Task to carry out — The listing below has to be output exactly as given, less its pictures.

(Extracted material Opens)

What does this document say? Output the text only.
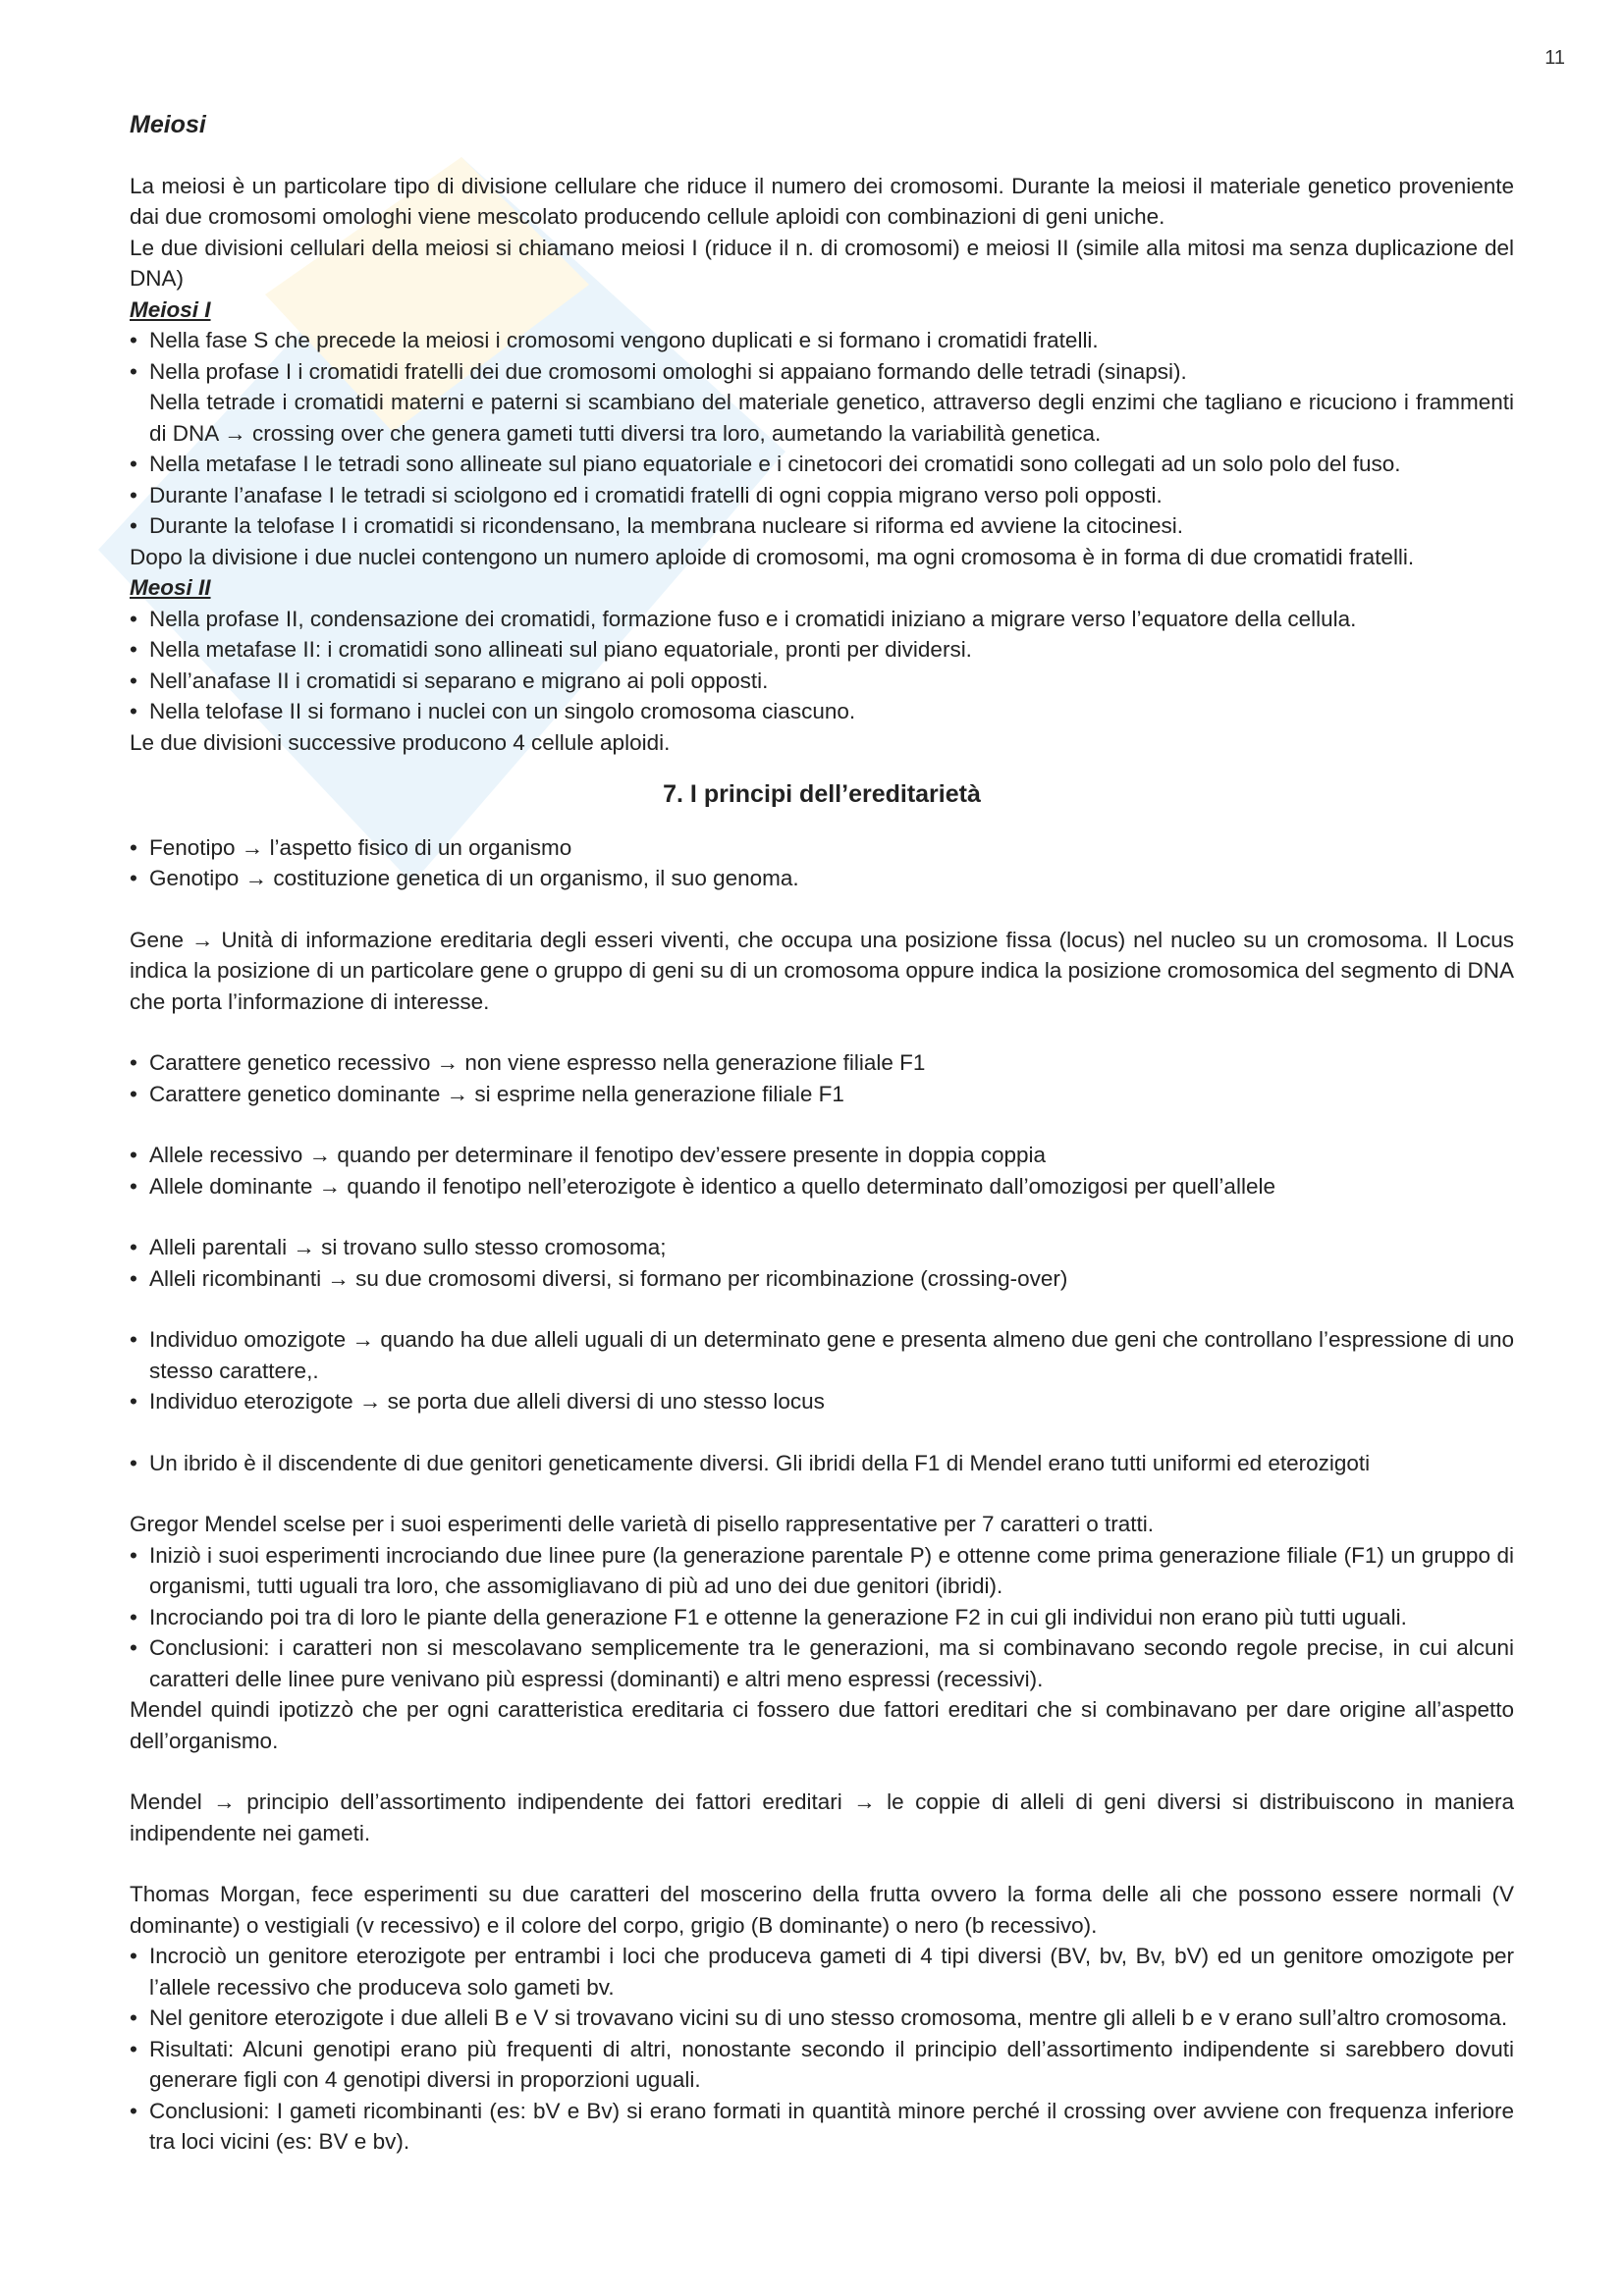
11
Meiosi

La meiosi è un particolare tipo di divisione cellulare che riduce il numero dei cromosomi. Durante la meiosi il materiale genetico proveniente dai due cromosomi omologhi viene mescolato producendo cellule aploidi con combinazioni di geni uniche.

Le due divisioni cellulari della meiosi si chiamano meiosi I (riduce il n. di cromosomi) e meiosi II (simile alla mitosi ma senza duplicazione del DNA)

Meiosi I
• Nella fase S che precede la meiosi i cromosomi vengono duplicati e si formano i cromatidi fratelli.
• Nella profase I i cromatidi fratelli dei due cromosomi omologhi si appaiano formando delle tetradi (sinapsi).
Nella tetrade i cromatidi materni e paterni si scambiano del materiale genetico, attraverso degli enzimi che tagliano e ricuciono i frammenti di DNA → crossing over che genera gameti tutti diversi tra loro, aumetando la variabilità genetica.
• Nella metafase I le tetradi sono allineate sul piano equatoriale e i cinetocori dei cromatidi sono collegati ad un solo polo del fuso.
• Durante l’anafase I le tetradi si sciolgono ed i cromatidi fratelli di ogni coppia migrano verso poli opposti.
• Durante la telofase I i cromatidi si ricondensano, la membrana nucleare si riforma ed avviene la citocinesi.

Dopo la divisione i due nuclei contengono un numero aploide di cromosomi, ma ogni cromosoma è in forma di due cromatidi fratelli.

Meosi II
• Nella profase II, condensazione dei cromatidi, formazione fuso e i cromatidi iniziano a migrare verso l’equatore della cellula.
• Nella metafase II: i cromatidi sono allineati sul piano equatoriale, pronti per dividersi.
• Nell’anafase II i cromatidi si separano e migrano ai poli opposti.
• Nella telofase II si formano i nuclei con un singolo cromosoma ciascuno.

Le due divisioni successive producono 4 cellule aploidi.

7. I principi dell’ereditarietà
• Fenotipo → l’aspetto fisico di un organismo
• Genotipo → costituzione genetica di un organismo, il suo genoma.

Gene → Unità di informazione ereditaria degli esseri viventi, che occupa una posizione fissa (locus) nel nucleo su un cromosoma. Il Locus indica la posizione di un particolare gene o gruppo di geni su di un cromosoma oppure indica la posizione cromosomica del segmento di DNA che porta l’informazione di interesse.

• Carattere genetico recessivo → non viene espresso nella generazione filiale F1
• Carattere genetico dominante → si esprime nella generazione filiale F1
• Allele recessivo → quando per determinare il fenotipo dev’essere presente in doppia coppia
• Allele dominante → quando il fenotipo nell’eterozigote è identico a quello determinato dall’omozigosi per quell’allele
• Alleli parentali → si trovano sullo stesso cromosoma;
• Alleli ricombinanti → su due cromosomi diversi, si formano per ricombinazione (crossing-over)
• Individuo omozigote → quando ha due alleli uguali di un determinato gene e presenta almeno due geni che controllano l’espressione di uno stesso carattere,.
• Individuo eterozigote → se porta due alleli diversi di uno stesso locus
• Un ibrido è il discendente di due genitori geneticamente diversi. Gli ibridi della F1 di Mendel erano tutti uniformi ed eterozigoti

Gregor Mendel scelse per i suoi esperimenti delle varietà di pisello rappresentative per 7 caratteri o tratti.

• Iniziò i suoi esperimenti incrociando due linee pure (la generazione parentale P) e ottenne come prima generazione filiale (F1) un gruppo di organismi, tutti uguali tra loro, che assomigliavano di più ad uno dei due genitori (ibridi).
• Incrociando poi tra di loro le piante della generazione F1 e ottenne la generazione F2 in cui gli individui non erano più tutti uguali.
• Conclusioni: i caratteri non si mescolavano semplicemente tra le generazioni, ma si combinavano secondo regole precise, in cui alcuni caratteri delle linee pure venivano più espressi (dominanti) e altri meno espressi (recessivi).

Mendel quindi ipotizzò che per ogni caratteristica ereditaria ci fossero due fattori ereditari che si combinavano per dare origine all’aspetto dell’organismo.

Mendel → principio dell’assortimento indipendente dei fattori ereditari → le coppie di alleli di geni diversi si distribuiscono in maniera indipendente nei gameti.

Thomas Morgan, fece esperimenti su due caratteri del moscerino della frutta ovvero la forma delle ali che possono essere normali (V dominante) o vestigiali (v recessivo) e il colore del corpo, grigio (B dominante) o nero (b recessivo).

• Incrociò un genitore eterozigote per entrambi i loci che produceva gameti di 4 tipi diversi (BV, bv, Bv, bV) ed un genitore omozigote per l’allele recessivo che produceva solo gameti bv.
• Nel genitore eterozigote i due alleli B e V si trovavano vicini su di uno stesso cromosoma, mentre gli alleli b e v erano sull’altro cromosoma.
• Risultati: Alcuni genotipi erano più frequenti di altri, nonostante secondo il principio dell’assortimento indipendente si sarebbero dovuti generare figli con 4 genotipi diversi in proporzioni uguali.
• Conclusioni: I gameti ricombinanti (es: bV e Bv) si erano formati in quantità minore perché il crossing over avviene con frequenza inferiore tra loci vicini (es: BV e bv).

(Extracted material Closes)

Answer for this exercise —
What does this document say? Output the text only.
11
Meiosi

La meiosi è un particolare tipo di divisione cellulare che riduce il numero dei cromosomi. Durante la meiosi il materiale genetico proveniente dai due cromosomi omologhi viene mescolato producendo cellule aploidi con combinazioni di geni uniche.

Le due divisioni cellulari della meiosi si chiamano meiosi I (riduce il n. di cromosomi) e meiosi II (simile alla mitosi ma senza duplicazione del DNA)

Meiosi I
• Nella fase S che precede la meiosi i cromosomi vengono duplicati e si formano i cromatidi fratelli.
• Nella profase I i cromatidi fratelli dei due cromosomi omologhi si appaiano formando delle tetradi (sinapsi).
Nella tetrade i cromatidi materni e paterni si scambiano del materiale genetico, attraverso degli enzimi che tagliano e ricuciono i frammenti di DNA → crossing over che genera gameti tutti diversi tra loro, aumetando la variabilità genetica.
• Nella metafase I le tetradi sono allineate sul piano equatoriale e i cinetocori dei cromatidi sono collegati ad un solo polo del fuso.
• Durante l’anafase I le tetradi si sciolgono ed i cromatidi fratelli di ogni coppia migrano verso poli opposti.
• Durante la telofase I i cromatidi si ricondensano, la membrana nucleare si riforma ed avviene la citocinesi.

Dopo la divisione i due nuclei contengono un numero aploide di cromosomi, ma ogni cromosoma è in forma di due cromatidi fratelli.

Meosi II
• Nella profase II, condensazione dei cromatidi, formazione fuso e i cromatidi iniziano a migrare verso l’equatore della cellula.
• Nella metafase II: i cromatidi sono allineati sul piano equatoriale, pronti per dividersi.
• Nell’anafase II i cromatidi si separano e migrano ai poli opposti.
• Nella telofase II si formano i nuclei con un singolo cromosoma ciascuno.

Le due divisioni successive producono 4 cellule aploidi.

7. I principi dell’ereditarietà
• Fenotipo → l’aspetto fisico di un organismo
• Genotipo → costituzione genetica di un organismo, il suo genoma.

Gene → Unità di informazione ereditaria degli esseri viventi, che occupa una posizione fissa (locus) nel nucleo su un cromosoma. Il Locus indica la posizione di un particolare gene o gruppo di geni su di un cromosoma oppure indica la posizione cromosomica del segmento di DNA che porta l’informazione di interesse.

• Carattere genetico recessivo → non viene espresso nella generazione filiale F1
• Carattere genetico dominante → si esprime nella generazione filiale F1
• Allele recessivo → quando per determinare il fenotipo dev’essere presente in doppia coppia
• Allele dominante → quando il fenotipo nell’eterozigote è identico a quello determinato dall’omozigosi per quell’allele
• Alleli parentali → si trovano sullo stesso cromosoma;
• Alleli ricombinanti → su due cromosomi diversi, si formano per ricombinazione (crossing-over)
• Individuo omozigote → quando ha due alleli uguali di un determinato gene e presenta almeno due geni che controllano l’espressione di uno stesso carattere,.
• Individuo eterozigote → se porta due alleli diversi di uno stesso locus
• Un ibrido è il discendente di due genitori geneticamente diversi. Gli ibridi della F1 di Mendel erano tutti uniformi ed eterozigoti

Gregor Mendel scelse per i suoi esperimenti delle varietà di pisello rappresentative per 7 caratteri o tratti.

• Iniziò i suoi esperimenti incrociando due linee pure (la generazione parentale P) e ottenne come prima generazione filiale (F1) un gruppo di organismi, tutti uguali tra loro, che assomigliavano di più ad uno dei due genitori (ibridi).
• Incrociando poi tra di loro le piante della generazione F1 e ottenne la generazione F2 in cui gli individui non erano più tutti uguali.
• Conclusioni: i caratteri non si mescolavano semplicemente tra le generazioni, ma si combinavano secondo regole precise, in cui alcuni caratteri delle linee pure venivano più espressi (dominanti) e altri meno espressi (recessivi).

Mendel quindi ipotizzò che per ogni caratteristica ereditaria ci fossero due fattori ereditari che si combinavano per dare origine all’aspetto dell’organismo.

Mendel → principio dell’assortimento indipendente dei fattori ereditari → le coppie di alleli di geni diversi si distribuiscono in maniera indipendente nei gameti.

Thomas Morgan, fece esperimenti su due caratteri del moscerino della frutta ovvero la forma delle ali che possono essere normali (V dominante) o vestigiali (v recessivo) e il colore del corpo, grigio (B dominante) o nero (b recessivo).

• Incrociò un genitore eterozigote per entrambi i loci che produceva gameti di 4 tipi diversi (BV, bv, Bv, bV) ed un genitore omozigote per l’allele recessivo che produceva solo gameti bv.
• Nel genitore eterozigote i due alleli B e V si trovavano vicini su di uno stesso cromosoma, mentre gli alleli b e v erano sull’altro cromosoma.
• Risultati: Alcuni genotipi erano più frequenti di altri, nonostante secondo il principio dell’assortimento indipendente si sarebbero dovuti generare figli con 4 genotipi diversi in proporzioni uguali.
• Conclusioni: I gameti ricombinanti (es: bV e Bv) si erano formati in quantità minore perché il crossing over avviene con frequenza inferiore tra loci vicini (es: BV e bv).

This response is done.